- WHAT TO DO
a - According to the talk on dependent co-origination, what is the basic affliction of ignorance?
b - Retype the passage from the talk on dependent co-origination starting with "So, Basic Mahayana, all" and going on through "other one anyway.".
c - The talk on dependent co-origination names a series of Buddhist traditions by nationality or region and says they all do the same practice. List each descriptor in that series.

You're always concentrating on a dependently co-arisen being. And that's all you ever, ever need to do. And that's all you ever, ever are. And if you just do that until, again, it totally pervades until Dependent co-origination totally pervades your body and mind. In other words, you drop body and mind, which you think is an inherently existing thing. Then the afflictions drop away and your compassionate intention rolls forth unobstructed. Zazen is sometimes called absorption in the oneness of all life. Absorption in the oneness of all life means absorption in dependent co-arising. It is also sometimes called one practice samadhi means you only practice one thing, namely absorption in dependent co-origination.

[27:13]

So, Basic Mahayana, all Mahayana schools, this is what they're doing. Tibetan, Indian, Chinese, Japanese, Korean, American, all are doing the same practice. Zen does it, early Buddhism does it. The same pattern pervades all throughout. The special teaching which I'm going to go into now, I think, is the special teaching of this school, the Madhyamaka school, which uses emptiness to help us understand what the real import of this teaching is, this teaching of dependent co-origination. And now comes the hard part. Now comes the part where you're going to... It's going to strain. Now you're going to see... That's the other one anyway.

[28:22]

It took quite a while. Just will this world of belief end up... Or even take away belief. I'll take away belief and say conception. Just the conception, just the... not even belief, just conceiving, just put to see inherent existence. The conception of inherent existence is also another way to put it. The conception of inherent existence is the basic affliction of ignorance. You could also say misconception, if you want to. But you don't have to say misconception. Conception of inherent existence is enough. It is a misconception. In trying to be conscious of seeing and hearing the inherent thing, after a while, I asked myself, what the hell does that mean, inherent? Does it mean something... Are we talking about something more than a belief that things are, A, continuously existing, and, B, existing on their own?

[29:34]

Is there more to a belief or an existence than those two things together? Is there more to the... Notion of inherent existence, then thinking that things are permanent. Well, permanent is the short end for that. And existing independent. Independent. There's something more to it than that? Yeah. Well, when you usually look at things, actually, those are the elements that are contributing to them. You may not notice that you think they're permanent and think that they exist by themselves. You do, but your sense of them may not... You may not say, oh, I think they're permanent and I think they're more existing by themselves. You do, if you think about it, about what contributes to your coming to the conclusion that actually you think they're solid. It's like you don't just think this is independent. You think you can't get through it. You know, you think, actually, this is actually going to stop my hand.

[30:42]

That's what you think. And in a conventional world, it does. So it has a more, it's more than just thinking, well, this is permanent and isolated. It actually, you think it's solid and massive and inhalable and real. It has those qualities, too. In other words, it has all the qualities of the way you usually think about things. So those analytical elements are there in the background if you think about what the person's saying in their beliefs. But there's something much more solid and tenacious about our reality than those words convey, even though they're always there. And also I want to say something you brought up last time, and Akeem was saying to me too, is that when you hear about this practice, some people think, well, should I go around and say, this lacks inherent existence, and that's empty, and this is co-produced, and so on.

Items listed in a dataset
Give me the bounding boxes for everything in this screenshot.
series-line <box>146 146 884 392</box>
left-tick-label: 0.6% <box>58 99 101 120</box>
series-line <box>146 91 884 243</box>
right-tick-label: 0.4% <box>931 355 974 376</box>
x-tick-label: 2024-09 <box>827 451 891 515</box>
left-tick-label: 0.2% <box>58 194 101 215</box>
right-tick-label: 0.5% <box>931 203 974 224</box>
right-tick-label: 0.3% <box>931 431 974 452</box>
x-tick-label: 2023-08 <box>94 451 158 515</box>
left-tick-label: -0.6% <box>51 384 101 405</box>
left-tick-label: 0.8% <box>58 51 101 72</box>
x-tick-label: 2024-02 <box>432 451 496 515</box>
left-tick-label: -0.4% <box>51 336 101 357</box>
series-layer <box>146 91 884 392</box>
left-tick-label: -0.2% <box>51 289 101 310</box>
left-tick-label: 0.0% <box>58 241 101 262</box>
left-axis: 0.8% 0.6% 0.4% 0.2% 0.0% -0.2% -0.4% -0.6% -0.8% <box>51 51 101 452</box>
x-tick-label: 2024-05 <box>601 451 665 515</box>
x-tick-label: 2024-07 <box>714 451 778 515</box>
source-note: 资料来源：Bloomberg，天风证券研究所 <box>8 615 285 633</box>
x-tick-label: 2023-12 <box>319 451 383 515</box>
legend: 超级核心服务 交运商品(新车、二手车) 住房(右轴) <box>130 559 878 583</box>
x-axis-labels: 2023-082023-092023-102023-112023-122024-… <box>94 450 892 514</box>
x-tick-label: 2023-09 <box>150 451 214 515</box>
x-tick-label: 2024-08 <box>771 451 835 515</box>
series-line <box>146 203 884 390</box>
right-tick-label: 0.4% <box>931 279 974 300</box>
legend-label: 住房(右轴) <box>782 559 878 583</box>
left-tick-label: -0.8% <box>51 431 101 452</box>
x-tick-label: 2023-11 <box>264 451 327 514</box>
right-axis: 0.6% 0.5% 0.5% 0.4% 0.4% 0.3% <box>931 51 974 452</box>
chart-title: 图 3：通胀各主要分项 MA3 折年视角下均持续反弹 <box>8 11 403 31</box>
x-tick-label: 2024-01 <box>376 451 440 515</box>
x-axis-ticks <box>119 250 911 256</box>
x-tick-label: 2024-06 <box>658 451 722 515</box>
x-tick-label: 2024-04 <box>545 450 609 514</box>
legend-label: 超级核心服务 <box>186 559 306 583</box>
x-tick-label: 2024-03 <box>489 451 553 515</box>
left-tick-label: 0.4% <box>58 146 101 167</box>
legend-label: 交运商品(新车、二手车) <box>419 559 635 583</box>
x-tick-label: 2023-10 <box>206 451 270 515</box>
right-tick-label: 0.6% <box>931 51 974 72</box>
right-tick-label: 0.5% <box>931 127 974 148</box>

- SOLUTIONS IN ORDER
a - The conception of inherent existence.

b -
So, Basic Mahayana, all Mahayana schools, this is what they're doing. Tibetan, Indian, Chinese, Japanese, Korean, American, all are doing the same practice. Zen does it, early Buddhism does it. The same pattern pervades all throughout. The special teaching which I'm going to go into now, I think, is the special teaching of this school, the Madhyamaka school, which uses emptiness to help us understand what the real import of this teaching is, this teaching of dependent co-origination. And now comes the hard part. Now comes the part where you're going to... It's going to strain. Now you're going to see... That's the other one anyway.

c - Tibetan, Indian, Chinese, Japanese, Korean, American